Migração de uma plataforma de offloading para a abordagem de microsserviços

Detalhes bibliográficos
Ano de defesa: 2019
Autor(a) principal: Cândido, Adriano Lima
Orientador(a): Não Informado pela instituição
Banca de defesa: Não Informado pela instituição
Tipo de documento: Dissertação
Tipo de acesso: Acesso aberto
Idioma: por
Instituição de defesa: Não Informado pela instituição
Programa de Pós-Graduação: Não Informado pela instituição
Departamento: Não Informado pela instituição
País: Não Informado pela instituição
Palavras-chave em Português:
Link de acesso: http://www.repositorio.ufc.br/handle/riufc/58346
Resumo: Mobile devices are becoming increasingly present in people’s daily lives. However, the mobility provided by mobile devices imposes limitations such as less storage and processing capacity. Despite the substantial improvement of new generations of smartphones and other mobile devices, the amount of information and complexity of new applications created for these devices still impose certain restrictions on processing specific tasks, particularly concerning power consumption. This is a problem, specially for context-aware mobile applications, a particular class of mobile apps that use information gathered from the users’ execution environment to adapt their behavior to improve the user experience while using such apps. A promisse approach to mitigate this issue is Mobile Cloud Computing (MCC). In the context of MCC, some solutions emerge to assist in the decentralization of data processing and operations, also reducing the energy consumption of devices. One is the technique known as offloading. Over the last few years, various platforms for supporting offloading have been proposed, among them, the Context Acquisition and Offloading System (CAOS). Currently, CAOS has problems due to its monolithic architecture, such as tight coupling and lack of scalability. These two aspects are strongly connected. A recent approach that has received much attention to address monolithic systems is the use of microservices. The present study aims at proposing the migration of the monolithic version of CAOS into a microservices architecture, and consequently, to achieve the benefits that this architecture provides. This new version is called CAOS Microservices (CAOS MS). We performed two experiments to evaluate the CAOS MS. The former measured possible performance penalties that the microservices architecture could have suffered concerning the monolithic version. The latter verified scalability aspects provided by CAOS MS. Our experiments show us that CAOS MS presents similar performance than its monolithic version, but with improved scalability support.

# About this exercise
Answer these questions about the dissertation record above:
1. In what year was the dissertation defended?
2. Which two problems does the abstract attribute to the monolithic architecture of CAOS?
3. What is the new microservices-based version of CAOS called?

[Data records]
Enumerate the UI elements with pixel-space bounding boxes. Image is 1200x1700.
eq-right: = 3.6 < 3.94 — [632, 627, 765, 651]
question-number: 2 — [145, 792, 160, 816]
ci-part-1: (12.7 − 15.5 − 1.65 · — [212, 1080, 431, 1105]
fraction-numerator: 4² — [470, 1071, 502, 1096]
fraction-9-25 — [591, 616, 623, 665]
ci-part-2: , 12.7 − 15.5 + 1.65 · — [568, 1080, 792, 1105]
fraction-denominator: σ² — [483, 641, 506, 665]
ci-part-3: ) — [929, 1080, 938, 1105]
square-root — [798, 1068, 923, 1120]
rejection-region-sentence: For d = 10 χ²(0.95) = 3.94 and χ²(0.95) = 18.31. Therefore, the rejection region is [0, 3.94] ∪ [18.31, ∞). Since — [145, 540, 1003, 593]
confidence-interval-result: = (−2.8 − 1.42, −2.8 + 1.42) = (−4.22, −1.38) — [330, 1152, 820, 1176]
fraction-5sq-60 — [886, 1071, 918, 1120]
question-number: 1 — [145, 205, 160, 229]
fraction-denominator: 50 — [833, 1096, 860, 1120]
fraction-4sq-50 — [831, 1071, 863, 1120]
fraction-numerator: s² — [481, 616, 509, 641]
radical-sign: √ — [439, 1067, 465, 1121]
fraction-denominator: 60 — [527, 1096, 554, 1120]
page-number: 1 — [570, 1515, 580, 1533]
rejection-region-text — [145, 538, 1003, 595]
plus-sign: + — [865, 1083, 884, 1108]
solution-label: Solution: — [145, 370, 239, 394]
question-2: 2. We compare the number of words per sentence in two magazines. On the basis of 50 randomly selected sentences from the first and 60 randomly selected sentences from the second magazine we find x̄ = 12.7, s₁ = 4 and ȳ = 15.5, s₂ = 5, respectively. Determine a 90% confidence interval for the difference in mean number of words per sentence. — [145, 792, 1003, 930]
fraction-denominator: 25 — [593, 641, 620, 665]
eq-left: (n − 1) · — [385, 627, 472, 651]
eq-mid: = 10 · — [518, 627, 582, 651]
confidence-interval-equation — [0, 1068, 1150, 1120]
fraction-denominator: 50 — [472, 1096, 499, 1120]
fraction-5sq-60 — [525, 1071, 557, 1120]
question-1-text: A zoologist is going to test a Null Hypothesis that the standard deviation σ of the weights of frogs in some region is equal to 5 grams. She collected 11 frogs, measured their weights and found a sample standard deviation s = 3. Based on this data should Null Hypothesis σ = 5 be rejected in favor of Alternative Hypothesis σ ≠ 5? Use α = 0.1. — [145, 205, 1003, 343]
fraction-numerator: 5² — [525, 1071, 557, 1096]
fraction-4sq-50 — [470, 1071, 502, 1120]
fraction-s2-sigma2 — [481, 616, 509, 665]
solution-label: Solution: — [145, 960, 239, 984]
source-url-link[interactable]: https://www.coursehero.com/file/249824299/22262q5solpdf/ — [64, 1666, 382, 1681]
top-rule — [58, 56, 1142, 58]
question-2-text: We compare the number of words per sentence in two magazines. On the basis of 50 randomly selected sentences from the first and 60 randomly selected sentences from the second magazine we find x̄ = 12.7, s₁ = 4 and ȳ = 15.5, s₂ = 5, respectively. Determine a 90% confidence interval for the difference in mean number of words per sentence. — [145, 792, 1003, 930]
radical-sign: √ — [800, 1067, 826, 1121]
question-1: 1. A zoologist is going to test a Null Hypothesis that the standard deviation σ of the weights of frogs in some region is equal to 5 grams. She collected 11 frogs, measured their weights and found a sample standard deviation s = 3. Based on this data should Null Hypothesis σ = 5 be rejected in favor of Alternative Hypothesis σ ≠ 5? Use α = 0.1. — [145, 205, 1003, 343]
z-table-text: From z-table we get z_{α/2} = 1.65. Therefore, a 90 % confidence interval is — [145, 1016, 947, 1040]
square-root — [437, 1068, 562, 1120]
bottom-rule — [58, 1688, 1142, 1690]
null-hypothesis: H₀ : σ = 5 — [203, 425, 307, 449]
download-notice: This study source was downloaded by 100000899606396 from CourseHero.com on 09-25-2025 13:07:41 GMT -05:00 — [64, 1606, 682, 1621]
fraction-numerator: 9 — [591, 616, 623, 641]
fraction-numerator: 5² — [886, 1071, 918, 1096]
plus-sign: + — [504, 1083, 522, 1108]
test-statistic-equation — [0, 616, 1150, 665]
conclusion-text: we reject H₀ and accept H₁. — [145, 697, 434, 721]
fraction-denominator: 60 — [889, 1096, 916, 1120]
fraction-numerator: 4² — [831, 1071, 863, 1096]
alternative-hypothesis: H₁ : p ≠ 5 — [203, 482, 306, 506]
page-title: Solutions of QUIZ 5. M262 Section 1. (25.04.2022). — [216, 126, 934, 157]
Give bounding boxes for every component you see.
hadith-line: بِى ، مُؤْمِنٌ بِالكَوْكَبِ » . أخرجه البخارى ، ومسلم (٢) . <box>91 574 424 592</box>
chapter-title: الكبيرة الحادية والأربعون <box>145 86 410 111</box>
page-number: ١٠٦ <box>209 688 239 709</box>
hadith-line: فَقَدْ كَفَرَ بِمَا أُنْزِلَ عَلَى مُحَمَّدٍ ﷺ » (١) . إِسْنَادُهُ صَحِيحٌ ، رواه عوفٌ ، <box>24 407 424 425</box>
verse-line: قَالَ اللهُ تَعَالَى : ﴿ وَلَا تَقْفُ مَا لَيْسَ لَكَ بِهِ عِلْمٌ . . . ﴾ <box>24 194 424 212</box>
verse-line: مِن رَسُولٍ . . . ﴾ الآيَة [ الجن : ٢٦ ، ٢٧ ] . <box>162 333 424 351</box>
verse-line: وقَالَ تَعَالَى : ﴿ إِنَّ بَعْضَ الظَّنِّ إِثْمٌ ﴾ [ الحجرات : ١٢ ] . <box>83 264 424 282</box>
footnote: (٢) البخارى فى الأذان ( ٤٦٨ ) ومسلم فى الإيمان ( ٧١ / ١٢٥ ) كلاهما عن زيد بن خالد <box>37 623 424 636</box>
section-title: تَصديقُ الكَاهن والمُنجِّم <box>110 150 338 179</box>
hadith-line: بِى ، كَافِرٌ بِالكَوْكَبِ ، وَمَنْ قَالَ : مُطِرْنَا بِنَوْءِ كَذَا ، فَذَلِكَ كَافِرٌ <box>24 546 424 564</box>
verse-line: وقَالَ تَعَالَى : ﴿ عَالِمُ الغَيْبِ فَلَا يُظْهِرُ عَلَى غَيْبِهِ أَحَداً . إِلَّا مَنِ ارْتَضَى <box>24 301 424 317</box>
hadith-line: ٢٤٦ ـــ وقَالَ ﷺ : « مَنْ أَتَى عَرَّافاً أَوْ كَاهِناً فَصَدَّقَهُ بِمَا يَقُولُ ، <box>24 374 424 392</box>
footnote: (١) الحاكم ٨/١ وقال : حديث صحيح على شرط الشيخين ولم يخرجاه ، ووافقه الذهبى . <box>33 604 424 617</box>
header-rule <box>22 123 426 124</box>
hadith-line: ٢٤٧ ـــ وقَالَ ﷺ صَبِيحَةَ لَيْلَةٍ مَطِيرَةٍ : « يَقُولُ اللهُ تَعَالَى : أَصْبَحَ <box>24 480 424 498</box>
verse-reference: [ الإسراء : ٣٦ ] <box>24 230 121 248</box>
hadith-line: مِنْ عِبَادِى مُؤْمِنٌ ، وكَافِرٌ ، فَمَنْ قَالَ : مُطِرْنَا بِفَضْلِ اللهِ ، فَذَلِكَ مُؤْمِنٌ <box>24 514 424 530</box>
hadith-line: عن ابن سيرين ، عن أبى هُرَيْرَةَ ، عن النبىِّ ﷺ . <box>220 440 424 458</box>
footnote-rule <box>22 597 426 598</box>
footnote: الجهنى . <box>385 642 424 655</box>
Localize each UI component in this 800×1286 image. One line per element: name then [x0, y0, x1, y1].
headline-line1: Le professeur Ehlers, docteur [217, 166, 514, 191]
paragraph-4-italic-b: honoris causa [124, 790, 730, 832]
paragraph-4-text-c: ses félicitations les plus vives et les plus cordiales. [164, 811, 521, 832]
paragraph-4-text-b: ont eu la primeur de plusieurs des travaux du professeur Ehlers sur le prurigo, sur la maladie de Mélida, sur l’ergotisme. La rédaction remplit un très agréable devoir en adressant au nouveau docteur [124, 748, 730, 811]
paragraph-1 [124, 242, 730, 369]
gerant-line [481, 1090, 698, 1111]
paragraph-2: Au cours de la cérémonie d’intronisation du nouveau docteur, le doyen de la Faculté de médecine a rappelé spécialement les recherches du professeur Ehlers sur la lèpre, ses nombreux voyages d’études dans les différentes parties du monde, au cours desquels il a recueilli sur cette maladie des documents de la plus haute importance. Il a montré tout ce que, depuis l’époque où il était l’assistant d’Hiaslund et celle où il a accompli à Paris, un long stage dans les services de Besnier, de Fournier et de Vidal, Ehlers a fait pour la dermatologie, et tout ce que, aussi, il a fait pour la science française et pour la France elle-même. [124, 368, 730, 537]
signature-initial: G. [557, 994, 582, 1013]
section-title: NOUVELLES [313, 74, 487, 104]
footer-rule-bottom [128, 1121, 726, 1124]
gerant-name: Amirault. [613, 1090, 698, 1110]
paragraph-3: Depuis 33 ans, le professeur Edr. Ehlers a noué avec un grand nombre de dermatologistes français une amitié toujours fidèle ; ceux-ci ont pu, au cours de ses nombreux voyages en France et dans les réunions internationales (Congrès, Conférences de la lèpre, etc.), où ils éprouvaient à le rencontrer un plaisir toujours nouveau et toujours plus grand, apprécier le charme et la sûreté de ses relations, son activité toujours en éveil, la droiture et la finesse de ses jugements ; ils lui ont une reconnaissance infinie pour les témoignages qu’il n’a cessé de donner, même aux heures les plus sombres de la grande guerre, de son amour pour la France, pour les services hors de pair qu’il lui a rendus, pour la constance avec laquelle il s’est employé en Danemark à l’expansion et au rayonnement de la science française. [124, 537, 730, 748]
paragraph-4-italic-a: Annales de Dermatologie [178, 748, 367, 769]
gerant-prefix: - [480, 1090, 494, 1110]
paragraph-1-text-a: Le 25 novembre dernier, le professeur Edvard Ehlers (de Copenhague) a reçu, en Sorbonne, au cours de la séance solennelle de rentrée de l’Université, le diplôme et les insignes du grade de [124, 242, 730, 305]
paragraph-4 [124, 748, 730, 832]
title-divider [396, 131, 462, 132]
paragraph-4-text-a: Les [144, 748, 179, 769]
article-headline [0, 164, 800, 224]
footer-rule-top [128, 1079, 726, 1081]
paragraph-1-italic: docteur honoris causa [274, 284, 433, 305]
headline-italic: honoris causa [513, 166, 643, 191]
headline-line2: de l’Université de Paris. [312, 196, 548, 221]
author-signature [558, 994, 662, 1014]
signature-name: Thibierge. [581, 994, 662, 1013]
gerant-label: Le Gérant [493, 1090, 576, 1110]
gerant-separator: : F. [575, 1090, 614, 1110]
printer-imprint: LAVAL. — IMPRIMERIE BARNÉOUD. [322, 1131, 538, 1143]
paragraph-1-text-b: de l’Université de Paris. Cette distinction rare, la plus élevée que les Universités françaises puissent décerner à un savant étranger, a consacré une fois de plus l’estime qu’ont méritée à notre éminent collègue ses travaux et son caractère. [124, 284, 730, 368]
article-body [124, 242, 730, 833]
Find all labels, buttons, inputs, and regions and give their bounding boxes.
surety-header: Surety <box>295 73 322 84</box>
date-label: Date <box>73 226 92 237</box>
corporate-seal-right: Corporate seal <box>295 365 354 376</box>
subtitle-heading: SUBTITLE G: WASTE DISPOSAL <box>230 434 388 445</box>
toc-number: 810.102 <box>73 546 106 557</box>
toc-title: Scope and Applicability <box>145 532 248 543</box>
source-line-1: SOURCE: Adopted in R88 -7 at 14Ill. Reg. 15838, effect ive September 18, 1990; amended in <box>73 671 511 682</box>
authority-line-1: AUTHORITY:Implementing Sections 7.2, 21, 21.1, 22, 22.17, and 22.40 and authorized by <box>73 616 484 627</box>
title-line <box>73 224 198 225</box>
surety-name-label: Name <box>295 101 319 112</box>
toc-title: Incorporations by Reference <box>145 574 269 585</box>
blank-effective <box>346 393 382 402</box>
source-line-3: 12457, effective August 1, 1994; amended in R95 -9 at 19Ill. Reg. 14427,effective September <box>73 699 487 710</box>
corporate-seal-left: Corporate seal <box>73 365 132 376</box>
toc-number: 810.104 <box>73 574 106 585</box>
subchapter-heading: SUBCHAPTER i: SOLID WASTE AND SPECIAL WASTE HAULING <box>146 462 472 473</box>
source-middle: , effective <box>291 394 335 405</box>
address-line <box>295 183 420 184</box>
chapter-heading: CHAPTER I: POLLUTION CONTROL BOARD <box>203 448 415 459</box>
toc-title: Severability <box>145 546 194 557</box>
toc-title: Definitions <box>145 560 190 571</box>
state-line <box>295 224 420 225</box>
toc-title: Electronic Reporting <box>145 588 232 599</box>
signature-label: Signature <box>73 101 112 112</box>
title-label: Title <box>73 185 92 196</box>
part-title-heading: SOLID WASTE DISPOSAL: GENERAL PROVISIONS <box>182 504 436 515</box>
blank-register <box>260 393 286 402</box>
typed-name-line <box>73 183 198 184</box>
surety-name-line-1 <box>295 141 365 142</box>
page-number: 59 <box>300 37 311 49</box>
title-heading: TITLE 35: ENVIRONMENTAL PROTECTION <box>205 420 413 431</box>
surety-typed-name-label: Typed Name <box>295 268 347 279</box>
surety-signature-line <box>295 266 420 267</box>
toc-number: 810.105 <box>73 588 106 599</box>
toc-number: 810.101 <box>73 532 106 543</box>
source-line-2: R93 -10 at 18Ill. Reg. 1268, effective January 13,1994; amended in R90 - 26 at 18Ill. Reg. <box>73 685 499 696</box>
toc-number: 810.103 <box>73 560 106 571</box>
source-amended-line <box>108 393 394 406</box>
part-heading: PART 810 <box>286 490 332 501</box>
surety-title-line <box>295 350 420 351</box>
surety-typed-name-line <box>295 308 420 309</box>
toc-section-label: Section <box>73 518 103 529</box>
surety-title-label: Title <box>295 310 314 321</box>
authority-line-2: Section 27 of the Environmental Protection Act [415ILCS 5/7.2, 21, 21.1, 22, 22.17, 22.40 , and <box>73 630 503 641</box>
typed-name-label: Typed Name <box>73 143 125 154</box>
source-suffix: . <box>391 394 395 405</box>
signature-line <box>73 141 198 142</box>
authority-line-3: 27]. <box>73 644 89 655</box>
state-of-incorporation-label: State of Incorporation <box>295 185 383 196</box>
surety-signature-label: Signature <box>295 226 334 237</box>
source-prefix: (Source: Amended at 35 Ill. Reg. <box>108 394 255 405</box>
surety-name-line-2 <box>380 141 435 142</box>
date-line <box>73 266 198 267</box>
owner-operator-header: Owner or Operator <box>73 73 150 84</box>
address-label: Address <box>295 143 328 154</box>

# Answer section
1. 2019
2. Tight coupling and lack of scalability
3. CAOS Microservices (CAOS MS)